■ Aim:
Wherever the word "translation" turns up in a line of the entries, copy that line.

■ Data shown:
***
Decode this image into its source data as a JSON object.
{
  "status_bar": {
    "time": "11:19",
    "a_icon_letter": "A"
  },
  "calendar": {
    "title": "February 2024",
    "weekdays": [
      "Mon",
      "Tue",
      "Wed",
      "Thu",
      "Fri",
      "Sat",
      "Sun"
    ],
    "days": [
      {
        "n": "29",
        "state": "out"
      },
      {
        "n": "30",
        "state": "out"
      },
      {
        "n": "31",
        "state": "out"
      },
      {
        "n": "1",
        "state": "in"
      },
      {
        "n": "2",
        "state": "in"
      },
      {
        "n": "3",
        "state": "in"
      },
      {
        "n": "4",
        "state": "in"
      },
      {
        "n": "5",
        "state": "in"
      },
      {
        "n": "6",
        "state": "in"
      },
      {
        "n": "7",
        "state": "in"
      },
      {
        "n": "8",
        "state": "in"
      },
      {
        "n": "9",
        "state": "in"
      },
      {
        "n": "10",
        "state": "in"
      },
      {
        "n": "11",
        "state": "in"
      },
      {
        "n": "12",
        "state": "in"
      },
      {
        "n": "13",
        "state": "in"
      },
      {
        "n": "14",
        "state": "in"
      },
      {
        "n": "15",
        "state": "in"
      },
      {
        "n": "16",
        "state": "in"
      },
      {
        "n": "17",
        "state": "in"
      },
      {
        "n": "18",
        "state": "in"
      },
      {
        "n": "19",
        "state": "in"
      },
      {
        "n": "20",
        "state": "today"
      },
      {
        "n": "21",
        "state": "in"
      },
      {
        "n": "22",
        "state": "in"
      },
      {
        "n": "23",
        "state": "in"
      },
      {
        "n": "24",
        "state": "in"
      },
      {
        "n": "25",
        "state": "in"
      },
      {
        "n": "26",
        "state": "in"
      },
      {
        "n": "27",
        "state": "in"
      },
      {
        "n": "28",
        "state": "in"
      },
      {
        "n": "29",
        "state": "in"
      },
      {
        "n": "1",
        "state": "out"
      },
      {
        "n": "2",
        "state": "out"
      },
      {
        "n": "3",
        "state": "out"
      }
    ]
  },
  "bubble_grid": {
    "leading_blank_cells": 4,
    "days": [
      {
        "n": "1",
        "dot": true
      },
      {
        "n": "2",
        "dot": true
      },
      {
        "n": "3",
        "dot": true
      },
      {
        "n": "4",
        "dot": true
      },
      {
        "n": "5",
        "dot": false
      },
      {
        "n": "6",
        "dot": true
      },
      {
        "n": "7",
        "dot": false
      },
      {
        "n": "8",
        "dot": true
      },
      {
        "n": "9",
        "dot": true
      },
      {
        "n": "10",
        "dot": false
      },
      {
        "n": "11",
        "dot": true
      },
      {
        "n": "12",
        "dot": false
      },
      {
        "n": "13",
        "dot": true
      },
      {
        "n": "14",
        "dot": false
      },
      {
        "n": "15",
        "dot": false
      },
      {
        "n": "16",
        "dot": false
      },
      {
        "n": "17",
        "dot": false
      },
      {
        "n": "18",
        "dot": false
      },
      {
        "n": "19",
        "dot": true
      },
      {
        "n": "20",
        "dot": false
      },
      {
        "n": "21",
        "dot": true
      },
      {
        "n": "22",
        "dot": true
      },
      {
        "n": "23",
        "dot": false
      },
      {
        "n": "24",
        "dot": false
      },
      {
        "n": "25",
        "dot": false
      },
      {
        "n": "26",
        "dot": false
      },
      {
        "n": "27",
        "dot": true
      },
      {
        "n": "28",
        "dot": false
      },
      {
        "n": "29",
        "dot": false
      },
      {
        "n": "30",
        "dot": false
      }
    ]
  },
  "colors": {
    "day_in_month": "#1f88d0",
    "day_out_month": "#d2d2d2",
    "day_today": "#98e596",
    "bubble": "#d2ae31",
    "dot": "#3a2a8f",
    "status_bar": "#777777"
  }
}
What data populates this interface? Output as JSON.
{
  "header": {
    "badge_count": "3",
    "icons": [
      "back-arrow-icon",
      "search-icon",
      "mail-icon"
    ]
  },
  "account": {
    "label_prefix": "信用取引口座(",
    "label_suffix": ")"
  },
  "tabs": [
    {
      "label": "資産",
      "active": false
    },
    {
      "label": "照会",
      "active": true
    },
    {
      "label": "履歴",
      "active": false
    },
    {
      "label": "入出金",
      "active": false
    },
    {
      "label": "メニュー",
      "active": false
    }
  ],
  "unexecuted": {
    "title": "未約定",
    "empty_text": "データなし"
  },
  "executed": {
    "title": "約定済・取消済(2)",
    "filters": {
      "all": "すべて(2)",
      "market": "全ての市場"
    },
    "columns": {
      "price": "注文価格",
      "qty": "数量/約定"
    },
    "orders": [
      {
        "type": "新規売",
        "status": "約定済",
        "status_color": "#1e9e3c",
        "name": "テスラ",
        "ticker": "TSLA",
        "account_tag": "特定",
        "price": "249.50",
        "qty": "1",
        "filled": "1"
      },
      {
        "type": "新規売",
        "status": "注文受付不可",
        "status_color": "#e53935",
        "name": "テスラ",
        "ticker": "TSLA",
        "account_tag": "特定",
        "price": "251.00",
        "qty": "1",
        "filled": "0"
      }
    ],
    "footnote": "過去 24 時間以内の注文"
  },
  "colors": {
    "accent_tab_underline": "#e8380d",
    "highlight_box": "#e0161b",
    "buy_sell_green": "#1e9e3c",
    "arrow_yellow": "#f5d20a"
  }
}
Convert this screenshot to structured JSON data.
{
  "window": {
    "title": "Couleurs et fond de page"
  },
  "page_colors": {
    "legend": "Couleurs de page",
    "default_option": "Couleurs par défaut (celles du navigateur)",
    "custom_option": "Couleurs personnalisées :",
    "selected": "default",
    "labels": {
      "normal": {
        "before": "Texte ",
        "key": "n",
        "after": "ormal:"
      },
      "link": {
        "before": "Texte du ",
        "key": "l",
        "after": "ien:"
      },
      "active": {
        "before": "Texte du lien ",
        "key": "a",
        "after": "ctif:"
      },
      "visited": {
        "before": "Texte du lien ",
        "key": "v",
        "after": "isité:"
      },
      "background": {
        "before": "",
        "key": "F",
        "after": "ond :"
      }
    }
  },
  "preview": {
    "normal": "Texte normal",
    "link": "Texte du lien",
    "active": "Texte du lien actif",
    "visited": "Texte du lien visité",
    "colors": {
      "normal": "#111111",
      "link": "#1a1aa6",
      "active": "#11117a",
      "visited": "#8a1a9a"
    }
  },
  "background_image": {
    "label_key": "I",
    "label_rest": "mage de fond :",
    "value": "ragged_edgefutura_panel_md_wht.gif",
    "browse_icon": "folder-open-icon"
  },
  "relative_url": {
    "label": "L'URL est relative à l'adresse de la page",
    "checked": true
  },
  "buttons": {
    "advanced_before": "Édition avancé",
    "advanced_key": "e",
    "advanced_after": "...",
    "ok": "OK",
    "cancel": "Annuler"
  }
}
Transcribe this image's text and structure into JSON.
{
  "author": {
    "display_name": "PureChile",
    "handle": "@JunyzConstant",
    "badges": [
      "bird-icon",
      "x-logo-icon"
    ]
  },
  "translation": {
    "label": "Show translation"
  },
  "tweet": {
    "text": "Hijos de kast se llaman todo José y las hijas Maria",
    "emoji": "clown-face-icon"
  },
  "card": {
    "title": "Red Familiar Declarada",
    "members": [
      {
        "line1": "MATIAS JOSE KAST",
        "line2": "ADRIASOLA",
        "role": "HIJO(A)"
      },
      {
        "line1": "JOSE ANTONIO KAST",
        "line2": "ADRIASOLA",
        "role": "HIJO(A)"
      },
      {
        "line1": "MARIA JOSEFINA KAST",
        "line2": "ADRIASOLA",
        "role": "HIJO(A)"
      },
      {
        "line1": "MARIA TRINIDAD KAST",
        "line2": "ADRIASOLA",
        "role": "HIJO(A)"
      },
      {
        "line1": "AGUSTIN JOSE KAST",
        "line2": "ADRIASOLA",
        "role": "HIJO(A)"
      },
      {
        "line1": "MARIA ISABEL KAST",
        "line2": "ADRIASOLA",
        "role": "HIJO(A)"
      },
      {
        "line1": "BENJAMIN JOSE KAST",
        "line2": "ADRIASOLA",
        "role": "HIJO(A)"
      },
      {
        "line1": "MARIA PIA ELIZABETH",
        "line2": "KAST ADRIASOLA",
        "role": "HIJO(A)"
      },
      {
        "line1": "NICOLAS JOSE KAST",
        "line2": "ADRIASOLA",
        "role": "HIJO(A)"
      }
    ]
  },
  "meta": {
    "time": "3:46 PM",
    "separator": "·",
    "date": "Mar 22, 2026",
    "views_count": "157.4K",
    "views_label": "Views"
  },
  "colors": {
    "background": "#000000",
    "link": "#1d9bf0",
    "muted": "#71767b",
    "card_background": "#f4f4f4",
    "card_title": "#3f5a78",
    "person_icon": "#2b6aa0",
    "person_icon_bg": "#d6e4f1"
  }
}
***
■ Response:
  "translation": {
    "label": "Show translation"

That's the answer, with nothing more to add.